**Objective:** The records below must be copied in full; omit the images.

**Stored items from a collection:**
━━━━━━━━

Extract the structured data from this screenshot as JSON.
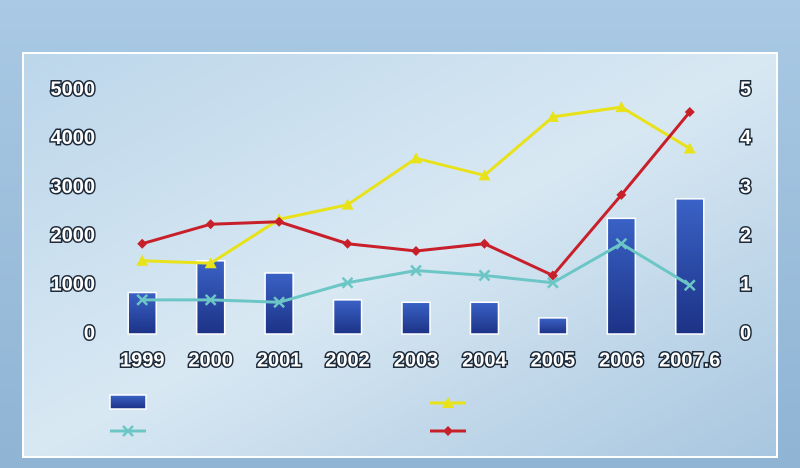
{
  "chart_data": {
    "type": "bar-line",
    "categories": [
      "1999",
      "2000",
      "2001",
      "2002",
      "2003",
      "2004",
      "2005",
      "2006",
      "2007.6"
    ],
    "series": [
      {
        "type": "bar",
        "color": "#1c3286",
        "values": [
          850,
          1500,
          1250,
          700,
          650,
          650,
          330,
          2370,
          2770
        ]
      },
      {
        "type": "line",
        "axis": "y2",
        "color": "#e8e21a",
        "marker": "triangle",
        "values": [
          1.5,
          1.45,
          2.35,
          2.65,
          3.6,
          3.25,
          4.45,
          4.65,
          3.8
        ]
      },
      {
        "type": "line",
        "axis": "y2",
        "color": "#6cc6c6",
        "marker": "x",
        "values": [
          0.7,
          0.7,
          0.65,
          1.05,
          1.3,
          1.2,
          1.05,
          1.85,
          1.0
        ]
      },
      {
        "type": "line",
        "axis": "y2",
        "color": "#c8202a",
        "marker": "diamond",
        "values": [
          1.85,
          2.25,
          2.3,
          1.85,
          1.7,
          1.85,
          1.2,
          2.85,
          4.55
        ]
      }
    ],
    "ylim": [
      0,
      5000
    ],
    "yticks": [
      0,
      1000,
      2000,
      3000,
      4000,
      5000
    ],
    "y2lim": [
      0,
      5
    ],
    "y2ticks": [
      0,
      1,
      2,
      3,
      4,
      5
    ]
  }
}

━━━━━━━━

**Reply:**
Extract the structured data from this screenshot as JSON.
{
  "chart_data": {
    "type": "bar-line",
    "categories": [
      "1999",
      "2000",
      "2001",
      "2002",
      "2003",
      "2004",
      "2005",
      "2006",
      "2007.6"
    ],
    "series": [
      {
        "type": "bar",
        "color": "#1c3286",
        "values": [
          850,
          1500,
          1250,
          700,
          650,
          650,
          330,
          2370,
          2770
        ]
      },
      {
        "type": "line",
        "axis": "y2",
        "color": "#e8e21a",
        "marker": "triangle",
        "values": [
          1.5,
          1.45,
          2.35,
          2.65,
          3.6,
          3.25,
          4.45,
          4.65,
          3.8
        ]
      },
      {
        "type": "line",
        "axis": "y2",
        "color": "#6cc6c6",
        "marker": "x",
        "values": [
          0.7,
          0.7,
          0.65,
          1.05,
          1.3,
          1.2,
          1.05,
          1.85,
          1.0
        ]
      },
      {
        "type": "line",
        "axis": "y2",
        "color": "#c8202a",
        "marker": "diamond",
        "values": [
          1.85,
          2.25,
          2.3,
          1.85,
          1.7,
          1.85,
          1.2,
          2.85,
          4.55
        ]
      }
    ],
    "ylim": [
      0,
      5000
    ],
    "yticks": [
      0,
      1000,
      2000,
      3000,
      4000,
      5000
    ],
    "y2lim": [
      0,
      5
    ],
    "y2ticks": [
      0,
      1,
      2,
      3,
      4,
      5
    ]
  }
}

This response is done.